Transcribe the whole listing without a single picture.

TASK MATERIAL
----------------------------------------

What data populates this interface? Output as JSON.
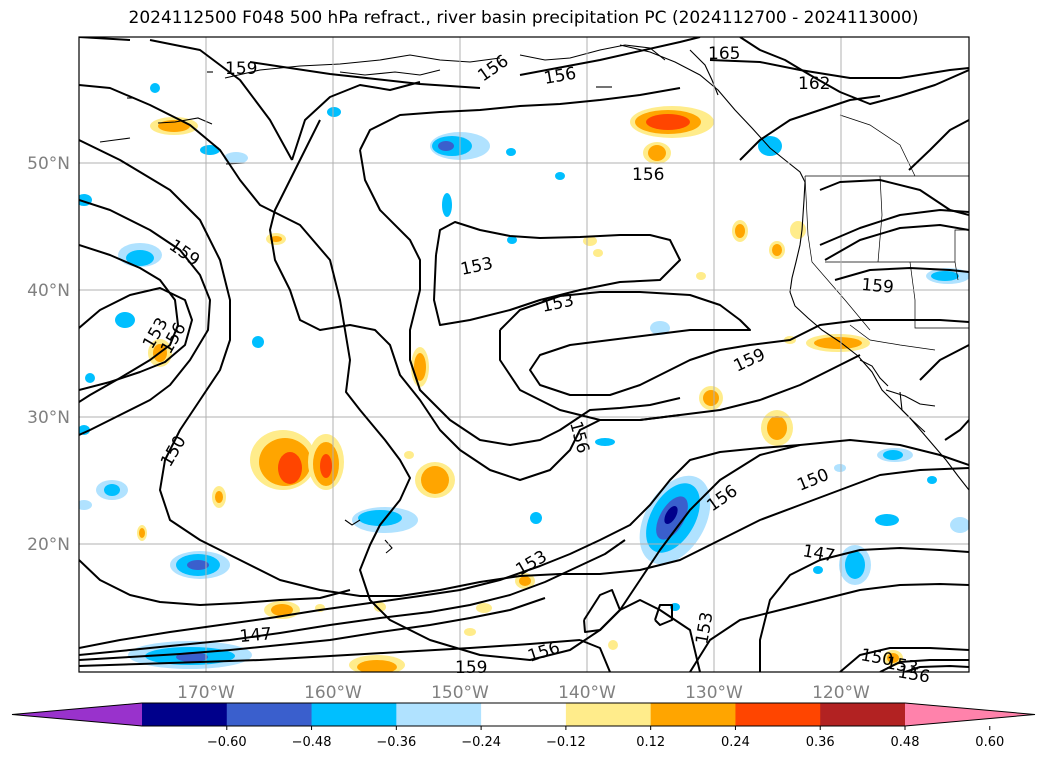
{
  "title": "2024112500 F048 500 hPa refract., river basin precipitation PC (2024112700 - 2024113000)",
  "map": {
    "lat_labels": [
      "50°N",
      "40°N",
      "30°N",
      "20°N"
    ],
    "lon_labels": [
      "170°W",
      "160°W",
      "150°W",
      "140°W",
      "130°W",
      "120°W"
    ],
    "contour_labels": [
      "159",
      "156",
      "156",
      "165",
      "162",
      "156",
      "159",
      "153",
      "153",
      "153",
      "156",
      "156",
      "150",
      "159",
      "159",
      "156",
      "150",
      "147",
      "153",
      "147",
      "153",
      "156",
      "159",
      "150",
      "153",
      "156"
    ]
  },
  "colorbar": {
    "ticks": [
      "−0.60",
      "−0.48",
      "−0.36",
      "−0.24",
      "−0.12",
      "0.12",
      "0.24",
      "0.36",
      "0.48",
      "0.60"
    ],
    "colors": [
      "#9932CC",
      "#00008B",
      "#3A5FCD",
      "#00BFFF",
      "#B0E2FF",
      "#FFFFFF",
      "#FFEC8B",
      "#FFA500",
      "#FF4500",
      "#B22222",
      "#FF82AB"
    ]
  }
}
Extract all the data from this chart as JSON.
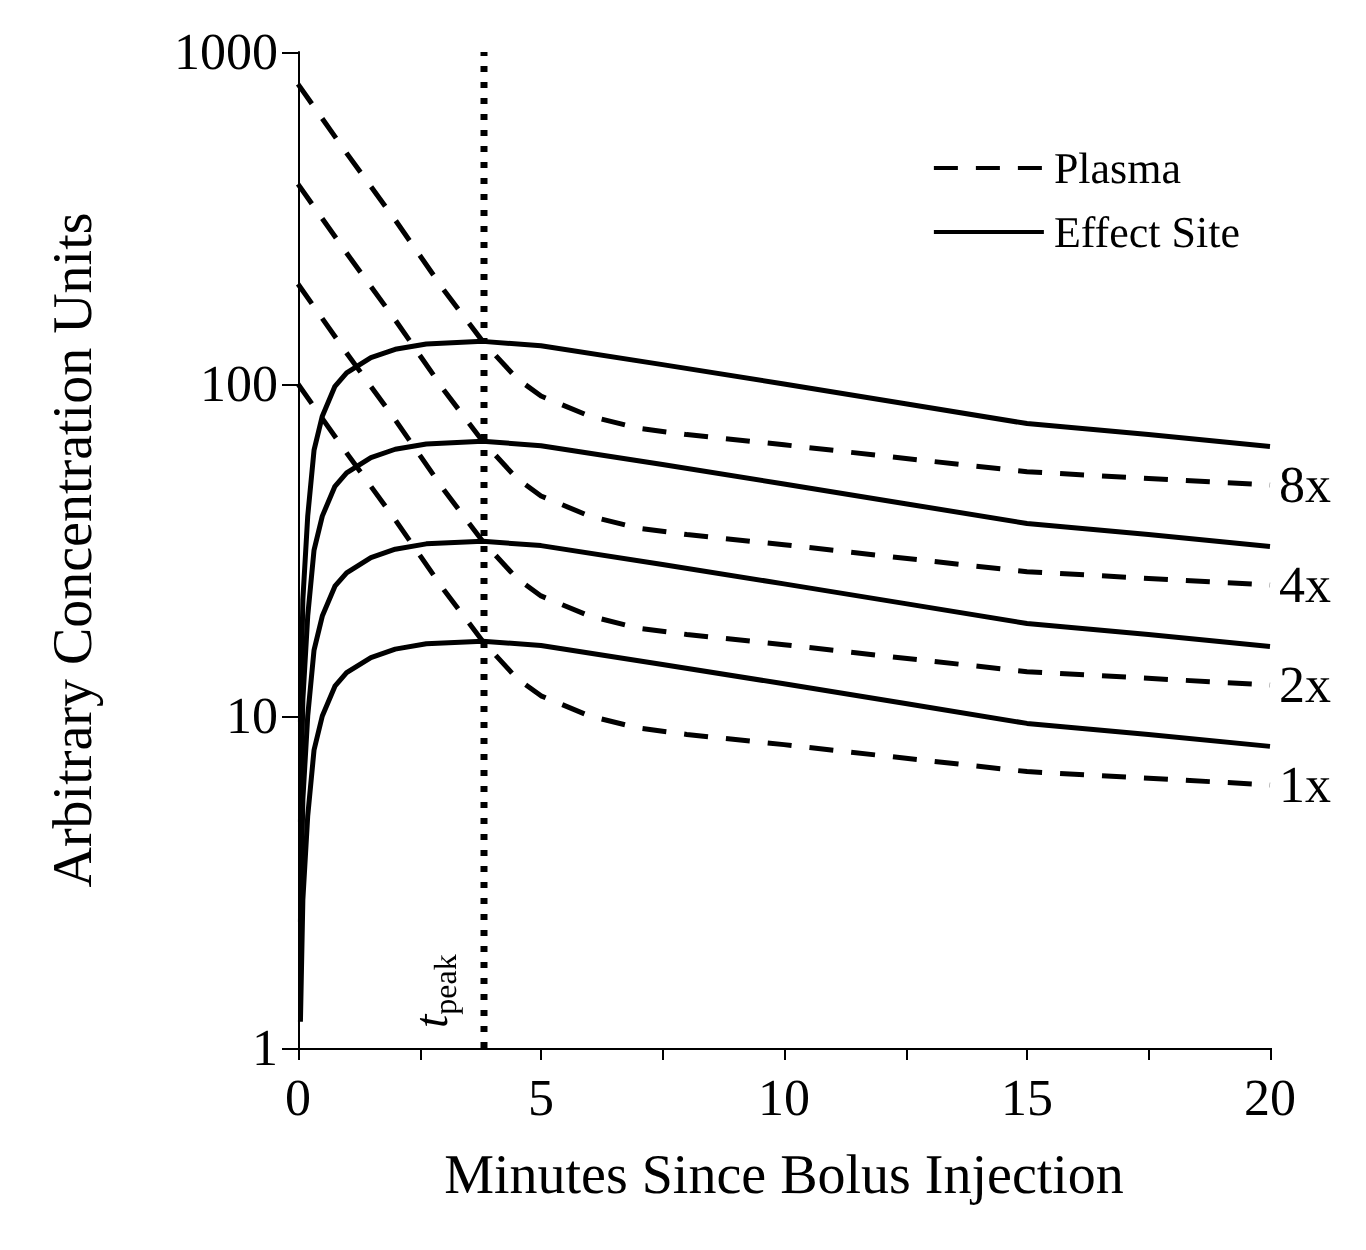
{
  "chart_data": {
    "type": "line",
    "xlabel": "Minutes Since Bolus Injection",
    "ylabel": "Arbitrary Concentration Units",
    "log": "y",
    "xlim": [
      0,
      20
    ],
    "xticks": [
      0,
      {
        "value": 2.5,
        "label": null
      },
      5,
      {
        "value": 7.5,
        "label": null
      },
      10,
      {
        "value": 12.5,
        "label": null
      },
      15,
      {
        "value": 17.5,
        "label": null
      },
      20
    ],
    "ylim": [
      1,
      1000
    ],
    "yticks": [
      1,
      10,
      100,
      1000
    ],
    "grid": false,
    "legend": "top right",
    "marker": "none",
    "series": [
      {
        "name": "Plasma",
        "color": "#000000",
        "line_style": "dashed",
        "x": [
          0,
          1,
          2,
          3,
          3.8,
          4.5,
          5,
          6,
          7,
          8,
          10,
          12,
          15,
          20
        ],
        "values": [
          800,
          496,
          312,
          192,
          134.4,
          104,
          92,
          80,
          73.6,
          70.4,
          65.6,
          60.8,
          54.4,
          49.6
        ]
      },
      {
        "color": "#000000",
        "line_style": "dashed",
        "x": [
          0,
          1,
          2,
          3,
          3.8,
          4.5,
          5,
          6,
          7,
          8,
          10,
          12,
          15,
          20
        ],
        "values": [
          400,
          248,
          156,
          96,
          67.2,
          52,
          46,
          40,
          36.8,
          35.2,
          32.8,
          30.4,
          27.2,
          24.8
        ]
      },
      {
        "color": "#000000",
        "line_style": "dashed",
        "x": [
          0,
          1,
          2,
          3,
          3.8,
          4.5,
          5,
          6,
          7,
          8,
          10,
          12,
          15,
          20
        ],
        "values": [
          200,
          124,
          78,
          48,
          33.6,
          26,
          23,
          20,
          18.4,
          17.6,
          16.4,
          15.2,
          13.6,
          12.4
        ]
      },
      {
        "color": "#000000",
        "line_style": "dashed",
        "x": [
          0,
          1,
          2,
          3,
          3.8,
          4.5,
          5,
          6,
          7,
          8,
          10,
          12,
          15,
          20
        ],
        "values": [
          100,
          62,
          39,
          24,
          16.8,
          13,
          11.5,
          10,
          9.2,
          8.8,
          8.2,
          7.6,
          6.8,
          6.2
        ]
      },
      {
        "name": "Effect Site",
        "color": "#000000",
        "line_style": "solid",
        "x": [
          0.05,
          0.1,
          0.2,
          0.33,
          0.5,
          0.76,
          1,
          1.5,
          2,
          2.64,
          3.8,
          5,
          7.5,
          10,
          12.5,
          15,
          17.5,
          20
        ],
        "values": [
          9.6,
          22.4,
          40,
          63.2,
          80,
          98.4,
          108,
          120,
          127.2,
          132,
          134.4,
          130.4,
          114.4,
          100,
          87.2,
          76,
          70.4,
          64.8
        ]
      },
      {
        "color": "#000000",
        "line_style": "solid",
        "x": [
          0.05,
          0.1,
          0.2,
          0.33,
          0.5,
          0.76,
          1,
          1.5,
          2,
          2.64,
          3.8,
          5,
          7.5,
          10,
          12.5,
          15,
          17.5,
          20
        ],
        "values": [
          4.8,
          11.2,
          20,
          31.6,
          40,
          49.2,
          54,
          60,
          63.6,
          66,
          67.2,
          65.2,
          57.2,
          50,
          43.6,
          38,
          35.2,
          32.4
        ]
      },
      {
        "color": "#000000",
        "line_style": "solid",
        "x": [
          0.05,
          0.1,
          0.2,
          0.33,
          0.5,
          0.76,
          1,
          1.5,
          2,
          2.64,
          3.8,
          5,
          7.5,
          10,
          12.5,
          15,
          17.5,
          20
        ],
        "values": [
          2.4,
          5.6,
          10,
          15.8,
          20,
          24.6,
          27,
          30,
          31.8,
          33,
          33.6,
          32.6,
          28.6,
          25,
          21.8,
          19,
          17.6,
          16.2
        ]
      },
      {
        "color": "#000000",
        "line_style": "solid",
        "x": [
          0.05,
          0.1,
          0.2,
          0.33,
          0.5,
          0.76,
          1,
          1.5,
          2,
          2.64,
          3.8,
          5,
          7.5,
          10,
          12.5,
          15,
          17.5,
          20
        ],
        "values": [
          1.2,
          2.8,
          5,
          7.9,
          10,
          12.3,
          13.5,
          15,
          15.9,
          16.5,
          16.8,
          16.3,
          14.3,
          12.5,
          10.9,
          9.5,
          8.8,
          8.1
        ]
      }
    ],
    "ref_lines": [
      {
        "axis": "x",
        "value": 3.8,
        "label": "t$_{peak}$",
        "color": "#000000",
        "line_style": "dotted"
      }
    ],
    "annotations": [
      "8x",
      "4x",
      "2x",
      "1x"
    ]
  }
}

----------------------------------------

EXERCISE RESULT
What data populates this interface? Output as JSON.
{
  "title": "2024112500 F048 500 hPa refract., river basin precipitation PC (2024112700 - 2024113000)",
  "map": {
    "lat_labels": [
      "50°N",
      "40°N",
      "30°N",
      "20°N"
    ],
    "lon_labels": [
      "170°W",
      "160°W",
      "150°W",
      "140°W",
      "130°W",
      "120°W"
    ],
    "contour_labels": [
      "159",
      "156",
      "156",
      "165",
      "162",
      "156",
      "159",
      "153",
      "153",
      "153",
      "156",
      "156",
      "150",
      "159",
      "159",
      "156",
      "150",
      "147",
      "153",
      "147",
      "153",
      "156",
      "159",
      "150",
      "153",
      "156"
    ]
  },
  "colorbar": {
    "ticks": [
      "−0.60",
      "−0.48",
      "−0.36",
      "−0.24",
      "−0.12",
      "0.12",
      "0.24",
      "0.36",
      "0.48",
      "0.60"
    ],
    "colors": [
      "#9932CC",
      "#00008B",
      "#3A5FCD",
      "#00BFFF",
      "#B0E2FF",
      "#FFFFFF",
      "#FFEC8B",
      "#FFA500",
      "#FF4500",
      "#B22222",
      "#FF82AB"
    ]
  }
}
Extract all the data from this chart as JSON.
{
  "chart_data": {
    "type": "line",
    "xlabel": "Minutes Since Bolus Injection",
    "ylabel": "Arbitrary Concentration Units",
    "log": "y",
    "xlim": [
      0,
      20
    ],
    "xticks": [
      0,
      {
        "value": 2.5,
        "label": null
      },
      5,
      {
        "value": 7.5,
        "label": null
      },
      10,
      {
        "value": 12.5,
        "label": null
      },
      15,
      {
        "value": 17.5,
        "label": null
      },
      20
    ],
    "ylim": [
      1,
      1000
    ],
    "yticks": [
      1,
      10,
      100,
      1000
    ],
    "grid": false,
    "legend": "top right",
    "marker": "none",
    "series": [
      {
        "name": "Plasma",
        "color": "#000000",
        "line_style": "dashed",
        "x": [
          0,
          1,
          2,
          3,
          3.8,
          4.5,
          5,
          6,
          7,
          8,
          10,
          12,
          15,
          20
        ],
        "values": [
          800,
          496,
          312,
          192,
          134.4,
          104,
          92,
          80,
          73.6,
          70.4,
          65.6,
          60.8,
          54.4,
          49.6
        ]
      },
      {
        "color": "#000000",
        "line_style": "dashed",
        "x": [
          0,
          1,
          2,
          3,
          3.8,
          4.5,
          5,
          6,
          7,
          8,
          10,
          12,
          15,
          20
        ],
        "values": [
          400,
          248,
          156,
          96,
          67.2,
          52,
          46,
          40,
          36.8,
          35.2,
          32.8,
          30.4,
          27.2,
          24.8
        ]
      },
      {
        "color": "#000000",
        "line_style": "dashed",
        "x": [
          0,
          1,
          2,
          3,
          3.8,
          4.5,
          5,
          6,
          7,
          8,
          10,
          12,
          15,
          20
        ],
        "values": [
          200,
          124,
          78,
          48,
          33.6,
          26,
          23,
          20,
          18.4,
          17.6,
          16.4,
          15.2,
          13.6,
          12.4
        ]
      },
      {
        "color": "#000000",
        "line_style": "dashed",
        "x": [
          0,
          1,
          2,
          3,
          3.8,
          4.5,
          5,
          6,
          7,
          8,
          10,
          12,
          15,
          20
        ],
        "values": [
          100,
          62,
          39,
          24,
          16.8,
          13,
          11.5,
          10,
          9.2,
          8.8,
          8.2,
          7.6,
          6.8,
          6.2
        ]
      },
      {
        "name": "Effect Site",
        "color": "#000000",
        "line_style": "solid",
        "x": [
          0.05,
          0.1,
          0.2,
          0.33,
          0.5,
          0.76,
          1,
          1.5,
          2,
          2.64,
          3.8,
          5,
          7.5,
          10,
          12.5,
          15,
          17.5,
          20
        ],
        "values": [
          9.6,
          22.4,
          40,
          63.2,
          80,
          98.4,
          108,
          120,
          127.2,
          132,
          134.4,
          130.4,
          114.4,
          100,
          87.2,
          76,
          70.4,
          64.8
        ]
      },
      {
        "color": "#000000",
        "line_style": "solid",
        "x": [
          0.05,
          0.1,
          0.2,
          0.33,
          0.5,
          0.76,
          1,
          1.5,
          2,
          2.64,
          3.8,
          5,
          7.5,
          10,
          12.5,
          15,
          17.5,
          20
        ],
        "values": [
          4.8,
          11.2,
          20,
          31.6,
          40,
          49.2,
          54,
          60,
          63.6,
          66,
          67.2,
          65.2,
          57.2,
          50,
          43.6,
          38,
          35.2,
          32.4
        ]
      },
      {
        "color": "#000000",
        "line_style": "solid",
        "x": [
          0.05,
          0.1,
          0.2,
          0.33,
          0.5,
          0.76,
          1,
          1.5,
          2,
          2.64,
          3.8,
          5,
          7.5,
          10,
          12.5,
          15,
          17.5,
          20
        ],
        "values": [
          2.4,
          5.6,
          10,
          15.8,
          20,
          24.6,
          27,
          30,
          31.8,
          33,
          33.6,
          32.6,
          28.6,
          25,
          21.8,
          19,
          17.6,
          16.2
        ]
      },
      {
        "color": "#000000",
        "line_style": "solid",
        "x": [
          0.05,
          0.1,
          0.2,
          0.33,
          0.5,
          0.76,
          1,
          1.5,
          2,
          2.64,
          3.8,
          5,
          7.5,
          10,
          12.5,
          15,
          17.5,
          20
        ],
        "values": [
          1.2,
          2.8,
          5,
          7.9,
          10,
          12.3,
          13.5,
          15,
          15.9,
          16.5,
          16.8,
          16.3,
          14.3,
          12.5,
          10.9,
          9.5,
          8.8,
          8.1
        ]
      }
    ],
    "ref_lines": [
      {
        "axis": "x",
        "value": 3.8,
        "label": "t$_{peak}$",
        "color": "#000000",
        "line_style": "dotted"
      }
    ],
    "annotations": [
      "8x",
      "4x",
      "2x",
      "1x"
    ]
  }
}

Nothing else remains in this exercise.